» **DATA FOR THIS TASK**

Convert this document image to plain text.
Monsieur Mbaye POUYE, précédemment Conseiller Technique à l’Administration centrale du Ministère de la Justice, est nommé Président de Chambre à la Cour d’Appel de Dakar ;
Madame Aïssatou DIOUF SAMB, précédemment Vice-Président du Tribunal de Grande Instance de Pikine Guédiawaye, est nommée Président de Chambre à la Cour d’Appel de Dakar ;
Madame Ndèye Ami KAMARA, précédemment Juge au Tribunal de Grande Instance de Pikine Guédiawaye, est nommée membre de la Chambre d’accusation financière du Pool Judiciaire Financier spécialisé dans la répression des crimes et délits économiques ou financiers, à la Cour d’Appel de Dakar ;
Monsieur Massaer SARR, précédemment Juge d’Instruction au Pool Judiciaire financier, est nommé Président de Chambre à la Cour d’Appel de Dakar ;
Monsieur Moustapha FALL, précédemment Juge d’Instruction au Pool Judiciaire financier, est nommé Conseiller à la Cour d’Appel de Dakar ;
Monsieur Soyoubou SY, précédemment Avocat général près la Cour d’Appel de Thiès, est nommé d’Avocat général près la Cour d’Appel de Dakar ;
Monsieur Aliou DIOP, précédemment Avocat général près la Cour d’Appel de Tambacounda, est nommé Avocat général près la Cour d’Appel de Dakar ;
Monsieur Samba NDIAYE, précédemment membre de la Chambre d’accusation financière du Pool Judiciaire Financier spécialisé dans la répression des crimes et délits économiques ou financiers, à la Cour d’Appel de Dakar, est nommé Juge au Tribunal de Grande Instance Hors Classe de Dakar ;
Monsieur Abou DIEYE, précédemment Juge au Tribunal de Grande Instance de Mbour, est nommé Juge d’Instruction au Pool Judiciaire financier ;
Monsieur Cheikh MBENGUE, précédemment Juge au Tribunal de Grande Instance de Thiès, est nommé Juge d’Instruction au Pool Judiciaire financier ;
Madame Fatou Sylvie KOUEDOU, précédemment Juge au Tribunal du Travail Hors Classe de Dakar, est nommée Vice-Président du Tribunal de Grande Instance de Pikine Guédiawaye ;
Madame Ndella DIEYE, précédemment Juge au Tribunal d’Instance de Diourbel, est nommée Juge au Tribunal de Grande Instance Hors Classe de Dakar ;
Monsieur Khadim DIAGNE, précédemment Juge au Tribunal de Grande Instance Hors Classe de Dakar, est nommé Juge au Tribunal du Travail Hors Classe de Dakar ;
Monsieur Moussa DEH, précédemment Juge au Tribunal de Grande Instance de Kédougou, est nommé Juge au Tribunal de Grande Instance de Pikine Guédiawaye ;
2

---

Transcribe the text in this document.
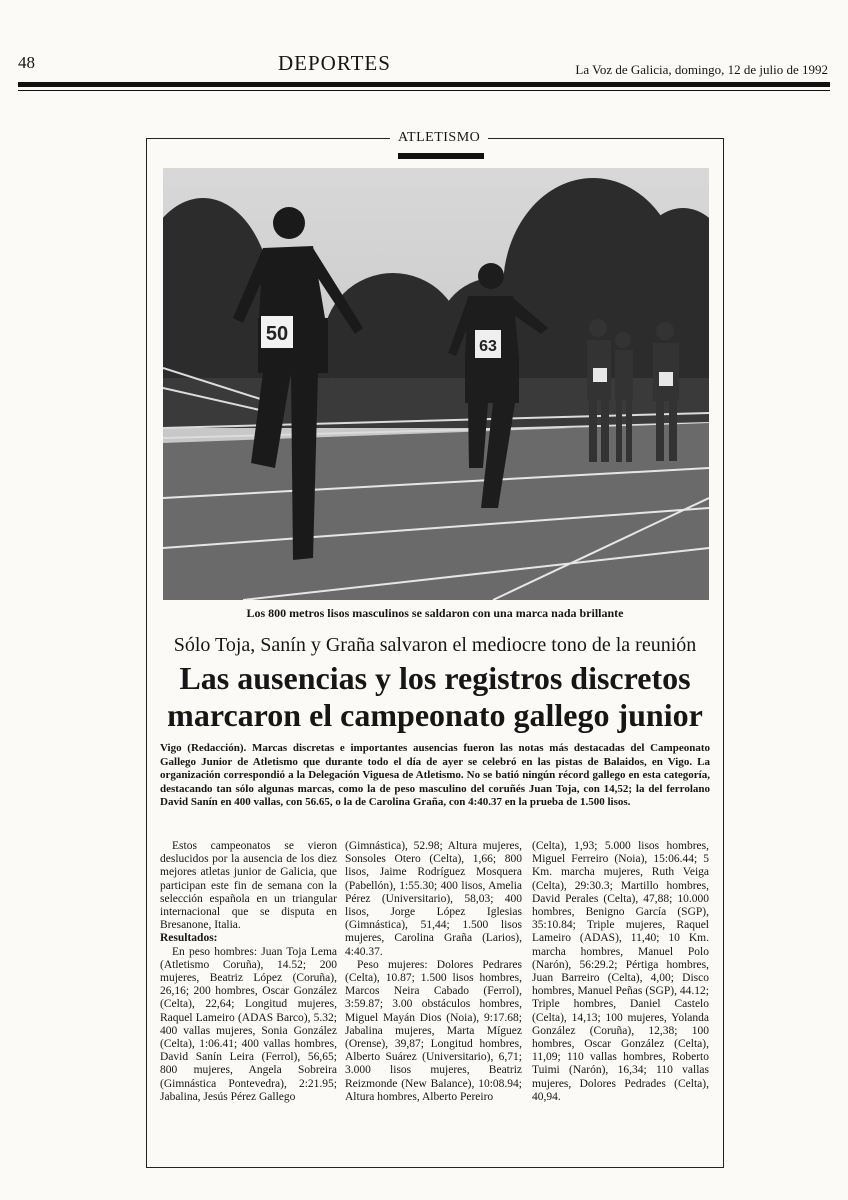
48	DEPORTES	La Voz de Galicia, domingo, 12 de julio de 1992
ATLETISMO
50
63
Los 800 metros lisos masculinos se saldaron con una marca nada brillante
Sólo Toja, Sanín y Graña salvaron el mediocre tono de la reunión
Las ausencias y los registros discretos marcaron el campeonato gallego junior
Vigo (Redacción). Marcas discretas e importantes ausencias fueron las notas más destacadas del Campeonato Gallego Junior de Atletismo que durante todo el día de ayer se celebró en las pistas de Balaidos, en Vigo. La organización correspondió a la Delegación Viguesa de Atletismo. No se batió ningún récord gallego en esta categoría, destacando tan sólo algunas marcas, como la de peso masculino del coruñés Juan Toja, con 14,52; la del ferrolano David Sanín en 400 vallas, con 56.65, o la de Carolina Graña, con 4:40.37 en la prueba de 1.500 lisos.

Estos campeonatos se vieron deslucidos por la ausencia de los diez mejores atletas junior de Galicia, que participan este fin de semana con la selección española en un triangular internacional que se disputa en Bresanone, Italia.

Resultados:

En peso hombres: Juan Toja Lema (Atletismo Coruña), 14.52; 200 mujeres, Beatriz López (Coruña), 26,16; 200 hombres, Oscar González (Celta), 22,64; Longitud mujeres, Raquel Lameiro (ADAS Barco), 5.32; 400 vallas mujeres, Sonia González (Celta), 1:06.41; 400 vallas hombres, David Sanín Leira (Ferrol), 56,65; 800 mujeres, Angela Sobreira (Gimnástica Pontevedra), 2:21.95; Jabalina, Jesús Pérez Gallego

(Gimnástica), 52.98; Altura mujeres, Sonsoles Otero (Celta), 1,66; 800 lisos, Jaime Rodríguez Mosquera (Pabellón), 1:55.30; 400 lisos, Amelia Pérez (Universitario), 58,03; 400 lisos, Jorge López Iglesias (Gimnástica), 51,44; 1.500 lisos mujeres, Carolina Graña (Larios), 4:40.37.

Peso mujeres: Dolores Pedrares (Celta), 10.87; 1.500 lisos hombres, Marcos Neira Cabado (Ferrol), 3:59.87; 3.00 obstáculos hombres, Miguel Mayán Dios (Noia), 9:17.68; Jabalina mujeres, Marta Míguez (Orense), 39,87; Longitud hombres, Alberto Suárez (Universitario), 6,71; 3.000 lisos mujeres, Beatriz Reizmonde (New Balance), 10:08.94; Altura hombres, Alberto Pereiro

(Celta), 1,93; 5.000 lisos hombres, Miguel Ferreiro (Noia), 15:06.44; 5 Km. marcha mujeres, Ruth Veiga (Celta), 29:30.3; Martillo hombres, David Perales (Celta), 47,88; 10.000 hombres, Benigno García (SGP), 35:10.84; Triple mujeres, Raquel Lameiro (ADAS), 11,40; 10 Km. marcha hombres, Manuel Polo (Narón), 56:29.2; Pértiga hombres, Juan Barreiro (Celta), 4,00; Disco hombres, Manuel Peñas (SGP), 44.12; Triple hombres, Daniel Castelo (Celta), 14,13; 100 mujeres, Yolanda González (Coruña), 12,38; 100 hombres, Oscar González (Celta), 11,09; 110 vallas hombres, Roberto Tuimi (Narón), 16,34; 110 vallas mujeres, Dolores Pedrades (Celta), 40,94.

» **WHAT IS REQUIRED**
From the data above, copy each line that holds "Lameiro".

» **TASK OUTPUT**
En peso hombres: Juan Toja Lema (Atletismo Coruña), 14.52; 200 mujeres, Beatriz López (Coruña), 26,16; 200 hombres, Oscar González (Celta), 22,64; Longitud mujeres, Raquel Lameiro (ADAS Barco), 5.32; 400 vallas mujeres, Sonia González (Celta), 1:06.41; 400 vallas hombres, David Sanín Leira (Ferrol), 56,65; 800 mujeres, Angela Sobreira (Gimnástica Pontevedra), 2:21.95; Jabalina, Jesús Pérez Gallego
(Celta), 1,93; 5.000 lisos hombres, Miguel Ferreiro (Noia), 15:06.44; 5 Km. marcha mujeres, Ruth Veiga (Celta), 29:30.3; Martillo hombres, David Perales (Celta), 47,88; 10.000 hombres, Benigno García (SGP), 35:10.84; Triple mujeres, Raquel Lameiro (ADAS), 11,40; 10 Km. marcha hombres, Manuel Polo (Narón), 56:29.2; Pértiga hombres, Juan Barreiro (Celta), 4,00; Disco hombres, Manuel Peñas (SGP), 44.12; Triple hombres, Daniel Castelo (Celta), 14,13; 100 mujeres, Yolanda González (Coruña), 12,38; 100 hombres, Oscar González (Celta), 11,09; 110 vallas hombres, Roberto Tuimi (Narón), 16,34; 110 vallas mujeres, Dolores Pedrades (Celta), 40,94.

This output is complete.